→ **Directions**:
Search the entries for the word "由材料二" and pull out each line that has it.

(Excerpt from a dataset)
^^^^^^^^

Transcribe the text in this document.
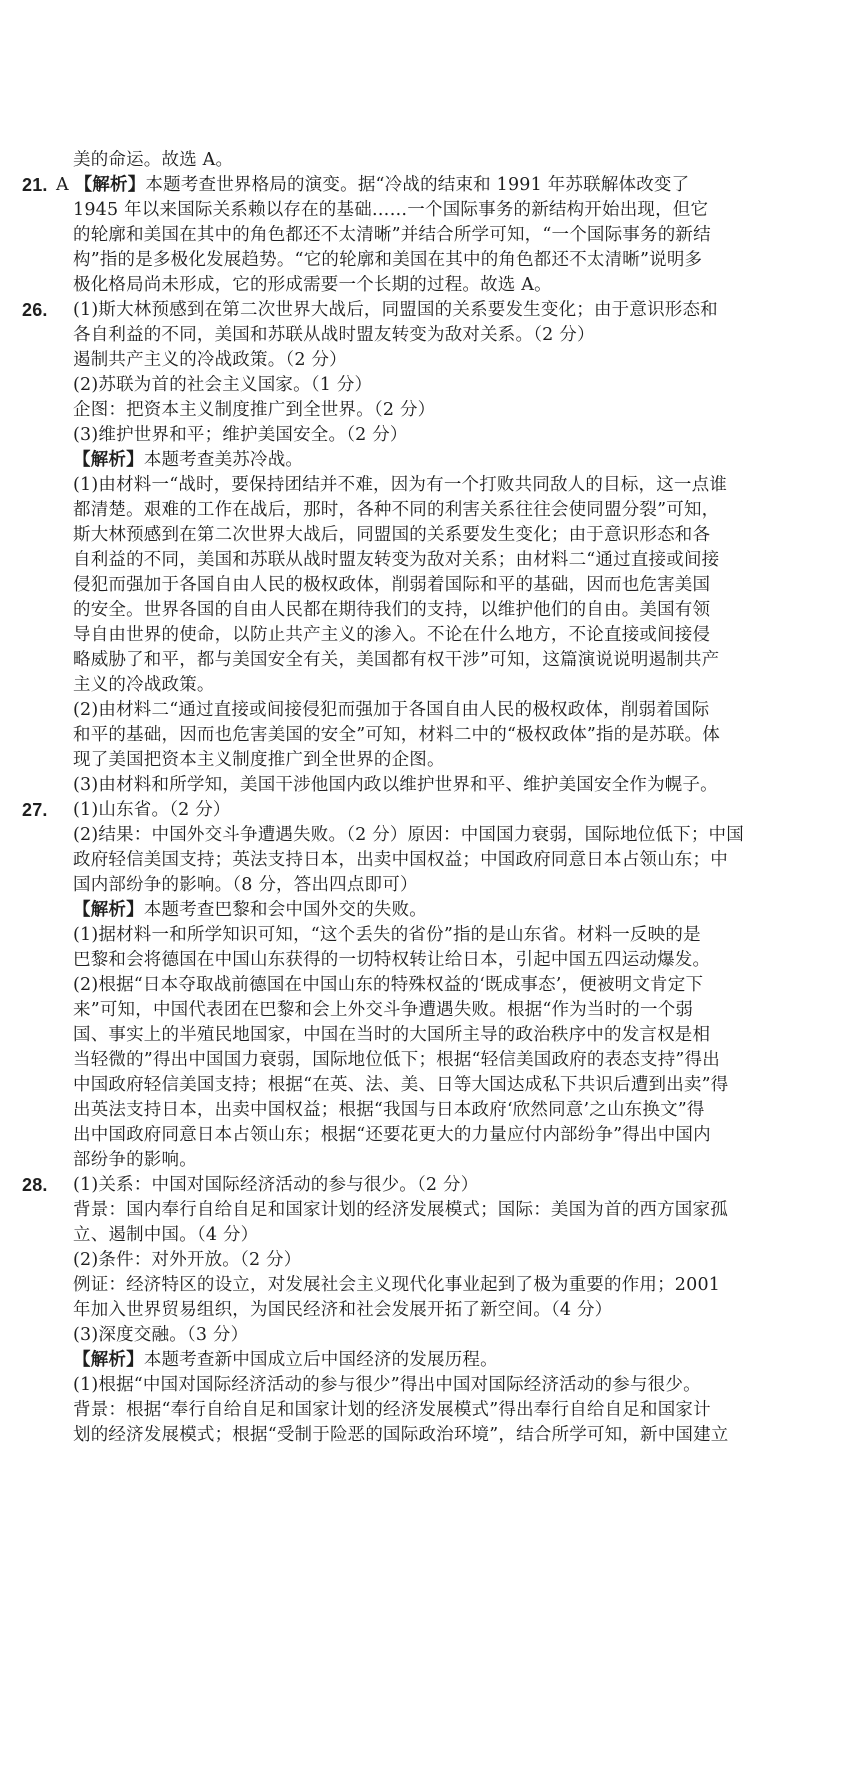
美的命运。故选 A。
21. A 【解析】本题考查世界格局的演变。据“冷战的结束和 1991 年苏联解体改变了
1945 年以来国际关系赖以存在的基础……一个国际事务的新结构开始出现，但它
的轮廓和美国在其中的角色都还不太清晰”并结合所学可知，“一个国际事务的新结
构”指的是多极化发展趋势。“它的轮廓和美国在其中的角色都还不太清晰”说明多
极化格局尚未形成，它的形成需要一个长期的过程。故选 A。
26. (1)斯大林预感到在第二次世界大战后，同盟国的关系要发生变化；由于意识形态和
各自利益的不同，美国和苏联从战时盟友转变为敌对关系。（2 分）
遏制共产主义的冷战政策。（2 分）
(2)苏联为首的社会主义国家。（1 分）
企图：把资本主义制度推广到全世界。（2 分）
(3)维护世界和平；维护美国安全。（2 分）
【解析】本题考查美苏冷战。
(1)由材料一“战时，要保持团结并不难，因为有一个打败共同敌人的目标，这一点谁
都清楚。艰难的工作在战后，那时，各种不同的利害关系往往会使同盟分裂”可知，
斯大林预感到在第二次世界大战后，同盟国的关系要发生变化；由于意识形态和各
自利益的不同，美国和苏联从战时盟友转变为敌对关系；由材料二“通过直接或间接
侵犯而强加于各国自由人民的极权政体，削弱着国际和平的基础，因而也危害美国
的安全。世界各国的自由人民都在期待我们的支持，以维护他们的自由。美国有领
导自由世界的使命，以防止共产主义的渗入。不论在什么地方，不论直接或间接侵
略威胁了和平，都与美国安全有关，美国都有权干涉”可知，这篇演说说明遏制共产
主义的冷战政策。
(2)由材料二“通过直接或间接侵犯而强加于各国自由人民的极权政体，削弱着国际
和平的基础，因而也危害美国的安全”可知，材料二中的“极权政体”指的是苏联。体
现了美国把资本主义制度推广到全世界的企图。
(3)由材料和所学知，美国干涉他国内政以维护世界和平、维护美国安全作为幌子。
27. (1)山东省。（2 分）
(2)结果：中国外交斗争遭遇失败。（2 分）原因：中国国力衰弱，国际地位低下；中国
政府轻信美国支持；英法支持日本，出卖中国权益；中国政府同意日本占领山东；中
国内部纷争的影响。（8 分，答出四点即可）
【解析】本题考查巴黎和会中国外交的失败。
(1)据材料一和所学知识可知，“这个丢失的省份”指的是山东省。材料一反映的是
巴黎和会将德国在中国山东获得的一切特权转让给日本，引起中国五四运动爆发。
(2)根据“日本夺取战前德国在中国山东的特殊权益的‘既成事态’，便被明文肯定下
来”可知，中国代表团在巴黎和会上外交斗争遭遇失败。根据“作为当时的一个弱
国、事实上的半殖民地国家，中国在当时的大国所主导的政治秩序中的发言权是相
当轻微的”得出中国国力衰弱，国际地位低下；根据“轻信美国政府的表态支持”得出
中国政府轻信美国支持；根据“在英、法、美、日等大国达成私下共识后遭到出卖”得
出英法支持日本，出卖中国权益；根据“我国与日本政府‘欣然同意’之山东换文”得
出中国政府同意日本占领山东；根据“还要花更大的力量应付内部纷争”得出中国内
部纷争的影响。
28. (1)关系：中国对国际经济活动的参与很少。（2 分）
背景：国内奉行自给自足和国家计划的经济发展模式；国际：美国为首的西方国家孤
立、遏制中国。（4 分）
(2)条件：对外开放。（2 分）
例证：经济特区的设立，对发展社会主义现代化事业起到了极为重要的作用；2001
年加入世界贸易组织，为国民经济和社会发展开拓了新空间。（4 分）
(3)深度交融。（3 分）
【解析】本题考查新中国成立后中国经济的发展历程。
(1)根据“中国对国际经济活动的参与很少”得出中国对国际经济活动的参与很少。
背景：根据“奉行自给自足和国家计划的经济发展模式”得出奉行自给自足和国家计
划的经济发展模式；根据“受制于险恶的国际政治环境”，结合所学可知，新中国建立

^^^^^^^^

→ **Exercise answer**:
自利益的不同，美国和苏联从战时盟友转变为敌对关系；由材料二“通过直接或间接
(2)由材料二“通过直接或间接侵犯而强加于各国自由人民的极权政体，削弱着国际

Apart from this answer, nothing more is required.